** Begin Material for this task **

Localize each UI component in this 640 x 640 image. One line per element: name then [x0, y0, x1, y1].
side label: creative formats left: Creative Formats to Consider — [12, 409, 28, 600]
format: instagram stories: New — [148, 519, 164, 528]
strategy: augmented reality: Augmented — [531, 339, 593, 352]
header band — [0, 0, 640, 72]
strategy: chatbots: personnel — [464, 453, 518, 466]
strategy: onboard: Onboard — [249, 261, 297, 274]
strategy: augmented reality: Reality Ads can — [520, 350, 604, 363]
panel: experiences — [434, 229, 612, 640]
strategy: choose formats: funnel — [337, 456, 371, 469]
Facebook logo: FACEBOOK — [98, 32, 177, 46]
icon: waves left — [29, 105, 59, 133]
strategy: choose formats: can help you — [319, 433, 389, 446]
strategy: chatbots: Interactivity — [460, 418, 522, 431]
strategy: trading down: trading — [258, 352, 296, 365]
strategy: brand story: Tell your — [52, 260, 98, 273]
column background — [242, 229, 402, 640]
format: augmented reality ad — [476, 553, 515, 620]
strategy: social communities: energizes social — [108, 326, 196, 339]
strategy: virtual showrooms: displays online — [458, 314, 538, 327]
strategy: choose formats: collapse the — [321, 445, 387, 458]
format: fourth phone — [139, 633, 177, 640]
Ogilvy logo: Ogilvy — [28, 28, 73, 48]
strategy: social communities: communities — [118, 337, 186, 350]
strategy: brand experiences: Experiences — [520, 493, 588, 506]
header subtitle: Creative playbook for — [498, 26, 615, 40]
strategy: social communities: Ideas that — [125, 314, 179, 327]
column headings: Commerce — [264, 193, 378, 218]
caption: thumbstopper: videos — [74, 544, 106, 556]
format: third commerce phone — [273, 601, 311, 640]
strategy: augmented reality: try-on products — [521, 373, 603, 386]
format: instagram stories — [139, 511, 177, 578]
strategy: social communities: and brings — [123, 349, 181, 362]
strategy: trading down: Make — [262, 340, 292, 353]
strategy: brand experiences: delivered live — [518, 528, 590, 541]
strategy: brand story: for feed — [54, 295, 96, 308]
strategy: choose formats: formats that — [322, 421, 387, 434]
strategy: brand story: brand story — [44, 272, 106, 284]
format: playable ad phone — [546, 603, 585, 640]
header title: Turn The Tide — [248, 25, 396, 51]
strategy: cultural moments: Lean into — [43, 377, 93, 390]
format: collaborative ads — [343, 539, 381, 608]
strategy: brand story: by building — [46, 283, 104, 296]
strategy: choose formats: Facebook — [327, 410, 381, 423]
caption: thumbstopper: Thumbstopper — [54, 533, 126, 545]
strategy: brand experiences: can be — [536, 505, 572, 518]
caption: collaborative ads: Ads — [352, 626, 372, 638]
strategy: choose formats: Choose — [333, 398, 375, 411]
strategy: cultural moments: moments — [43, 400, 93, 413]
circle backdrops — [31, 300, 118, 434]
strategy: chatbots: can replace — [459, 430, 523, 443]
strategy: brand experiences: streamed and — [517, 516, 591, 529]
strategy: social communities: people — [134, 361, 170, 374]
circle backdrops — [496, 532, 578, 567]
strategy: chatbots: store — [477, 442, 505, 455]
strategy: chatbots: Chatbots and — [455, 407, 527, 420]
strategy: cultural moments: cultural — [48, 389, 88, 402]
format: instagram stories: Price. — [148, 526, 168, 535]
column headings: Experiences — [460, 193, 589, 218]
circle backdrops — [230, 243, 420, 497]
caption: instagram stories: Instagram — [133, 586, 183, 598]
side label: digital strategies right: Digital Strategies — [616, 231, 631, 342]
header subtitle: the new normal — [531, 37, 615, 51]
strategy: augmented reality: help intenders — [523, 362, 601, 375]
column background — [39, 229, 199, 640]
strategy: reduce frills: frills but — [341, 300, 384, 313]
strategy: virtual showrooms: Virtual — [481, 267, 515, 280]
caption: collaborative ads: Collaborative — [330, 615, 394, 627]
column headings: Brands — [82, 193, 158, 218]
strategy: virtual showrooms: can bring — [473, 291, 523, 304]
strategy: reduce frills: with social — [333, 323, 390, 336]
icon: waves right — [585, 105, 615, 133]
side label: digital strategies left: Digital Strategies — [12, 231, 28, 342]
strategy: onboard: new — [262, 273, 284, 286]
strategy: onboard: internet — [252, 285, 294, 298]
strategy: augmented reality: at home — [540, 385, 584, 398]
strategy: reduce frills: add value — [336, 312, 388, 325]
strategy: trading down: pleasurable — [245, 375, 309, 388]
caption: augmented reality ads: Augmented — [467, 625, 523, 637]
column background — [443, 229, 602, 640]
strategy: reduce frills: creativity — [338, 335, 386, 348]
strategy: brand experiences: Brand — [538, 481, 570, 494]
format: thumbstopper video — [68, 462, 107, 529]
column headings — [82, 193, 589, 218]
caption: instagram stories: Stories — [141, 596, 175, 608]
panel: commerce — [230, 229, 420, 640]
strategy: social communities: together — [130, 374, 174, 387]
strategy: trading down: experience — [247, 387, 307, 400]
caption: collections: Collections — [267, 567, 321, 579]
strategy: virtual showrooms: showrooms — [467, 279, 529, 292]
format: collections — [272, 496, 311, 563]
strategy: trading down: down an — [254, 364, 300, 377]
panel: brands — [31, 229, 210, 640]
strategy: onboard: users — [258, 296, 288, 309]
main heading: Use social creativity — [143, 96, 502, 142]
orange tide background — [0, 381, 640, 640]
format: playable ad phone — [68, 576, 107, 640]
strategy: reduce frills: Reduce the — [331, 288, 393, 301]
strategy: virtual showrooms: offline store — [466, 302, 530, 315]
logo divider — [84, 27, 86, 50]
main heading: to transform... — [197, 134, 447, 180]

** End Material for this task **
** Begin Material for this task **

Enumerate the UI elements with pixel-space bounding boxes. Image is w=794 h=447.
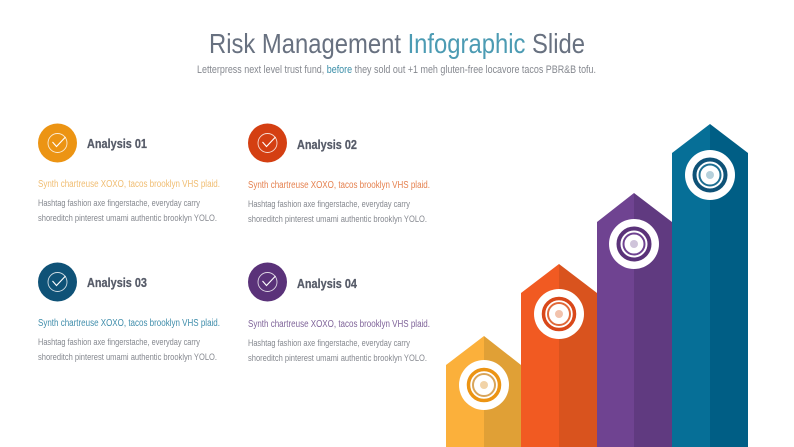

** End Material for this task **

The request ->
Could you give the lines from the one containing "Localize each UI" to the one containing "format: instagram stories: New", both included, as a JSON list of strings with one string per line and any blank lines left out?

Exercise output ->
[
  "Localize each UI component in this 640 x 640 image. One line per element: name then [x0, y0, x1, y1].",
  "side label: creative formats left: Creative Formats to Consider — [12, 409, 28, 600]",
  "format: instagram stories: New — [148, 519, 164, 528]"
]